- [WORK TO DO] Copy the lines starting at the one that contains "- point: [330, 91, 334, 95]" and ending after the one that contains "- point: [236, 115, 239, 119]". Replace "point" with "marker" everywhere in them and keep everything else the same.

- [EXTRACTED INFORMATION]
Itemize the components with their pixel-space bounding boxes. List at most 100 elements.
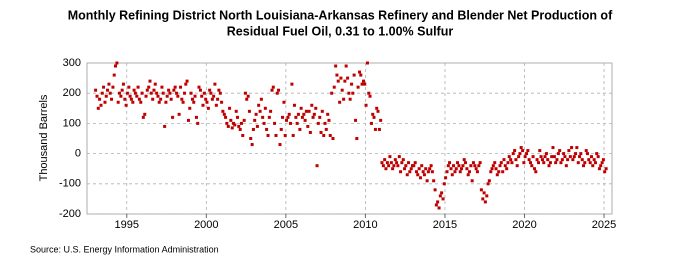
- point: [330, 91, 334, 95]
- point: [458, 170, 462, 174]
- point: [558, 149, 562, 153]
- point: [498, 164, 502, 168]
- point: [359, 73, 363, 77]
- point: [145, 88, 149, 92]
- point: [298, 127, 302, 131]
- point: [230, 126, 234, 130]
- point: [566, 158, 570, 162]
- point: [377, 127, 381, 131]
- point: [278, 143, 282, 147]
- y-tick-label: 0: [75, 148, 81, 160]
- point: [266, 133, 270, 137]
- point: [332, 85, 336, 89]
- point: [236, 115, 239, 119]
- point: [125, 91, 129, 95]
- point: [204, 97, 208, 101]
- point: [352, 73, 356, 77]
- point: [478, 161, 482, 165]
- point: [106, 88, 110, 92]
- point: [347, 91, 351, 95]
- point: [400, 161, 404, 165]
- point: [254, 112, 258, 116]
- point: [292, 103, 296, 107]
- point: [438, 194, 442, 198]
- point: [534, 170, 538, 174]
- point: [540, 158, 544, 162]
- point: [572, 155, 576, 159]
- point: [165, 94, 169, 98]
- point: [466, 173, 470, 177]
- point: [422, 173, 426, 177]
- x-tick-label: 2010: [353, 219, 377, 231]
- point: [375, 106, 379, 110]
- point: [246, 94, 250, 98]
- point: [562, 152, 566, 156]
- point: [469, 164, 473, 168]
- point: [201, 103, 205, 107]
- y-tick-label: 100: [63, 117, 81, 129]
- point: [591, 164, 595, 168]
- point: [548, 161, 552, 165]
- point: [421, 170, 425, 174]
- point: [436, 200, 440, 204]
- point: [449, 167, 453, 171]
- point: [383, 158, 387, 162]
- point: [550, 155, 554, 159]
- point: [408, 170, 412, 174]
- point: [144, 94, 148, 98]
- point: [501, 170, 505, 174]
- x-tick-label: 2015: [433, 219, 457, 231]
- point: [372, 115, 376, 119]
- point: [288, 121, 292, 125]
- point: [407, 161, 411, 165]
- point: [490, 167, 494, 171]
- point: [331, 137, 335, 140]
- point: [425, 179, 429, 183]
- point: [442, 182, 446, 186]
- point: [263, 106, 267, 110]
- point: [373, 127, 377, 131]
- point: [133, 91, 137, 95]
- point: [98, 97, 102, 101]
- point: [380, 161, 384, 165]
- point: [173, 85, 177, 89]
- point: [518, 152, 522, 156]
- point: [479, 188, 483, 192]
- x-tick-label: 2005: [274, 219, 298, 231]
- point: [121, 82, 125, 86]
- point: [99, 103, 103, 107]
- point: [117, 91, 121, 95]
- point: [461, 164, 465, 168]
- point: [368, 94, 372, 98]
- point: [328, 133, 332, 137]
- point: [491, 164, 495, 168]
- point: [282, 100, 286, 104]
- point: [401, 158, 405, 162]
- point: [128, 94, 132, 98]
- point: [327, 118, 331, 122]
- point: [412, 164, 416, 168]
- point: [209, 91, 213, 95]
- point: [164, 100, 168, 104]
- point: [192, 100, 196, 104]
- point: [564, 164, 568, 168]
- point: [295, 121, 299, 125]
- point: [279, 127, 283, 131]
- point: [153, 82, 157, 86]
- point: [232, 121, 236, 125]
- point: [216, 97, 220, 101]
- point: [218, 91, 222, 95]
- point: [474, 167, 478, 171]
- point: [538, 149, 542, 153]
- point: [202, 91, 206, 95]
- point: [113, 64, 117, 68]
- point: [111, 85, 115, 89]
- point: [434, 203, 438, 207]
- point: [376, 109, 380, 113]
- point: [453, 170, 457, 174]
- point: [409, 167, 413, 171]
- point: [509, 158, 513, 162]
- point: [593, 161, 597, 165]
- point: [559, 161, 563, 165]
- point: [258, 109, 262, 113]
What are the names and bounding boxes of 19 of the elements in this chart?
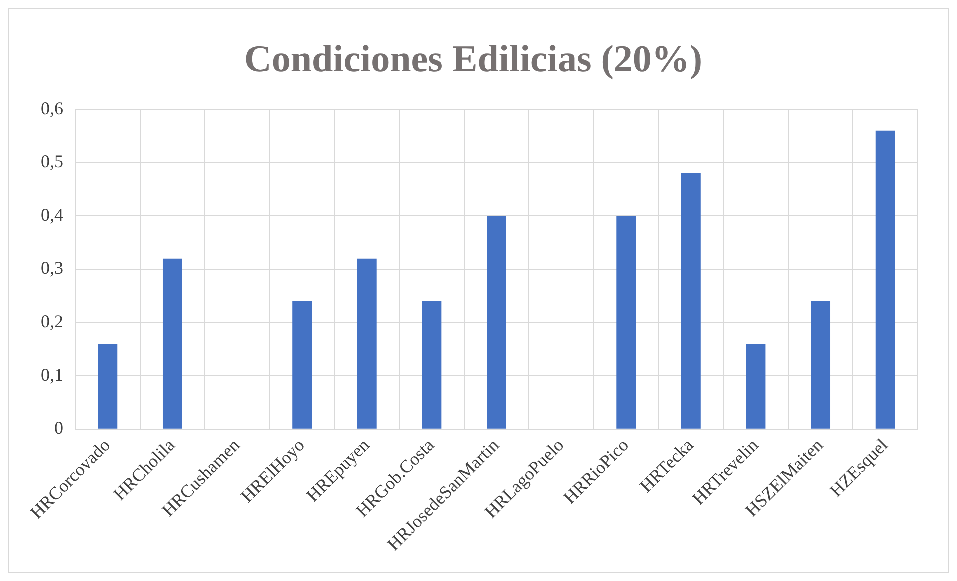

- [THE ANSWER]
- marker: [330, 91, 334, 95]
- marker: [458, 170, 462, 174]
- marker: [558, 149, 562, 153]
- marker: [498, 164, 502, 168]
- marker: [359, 73, 363, 77]
- marker: [145, 88, 149, 92]
- marker: [298, 127, 302, 131]
- marker: [230, 126, 234, 130]
- marker: [566, 158, 570, 162]
- marker: [377, 127, 381, 131]
- marker: [278, 143, 282, 147]
- y-tick-label: 0: [75, 148, 81, 160]
- marker: [266, 133, 270, 137]
- marker: [332, 85, 336, 89]
- marker: [236, 115, 239, 119]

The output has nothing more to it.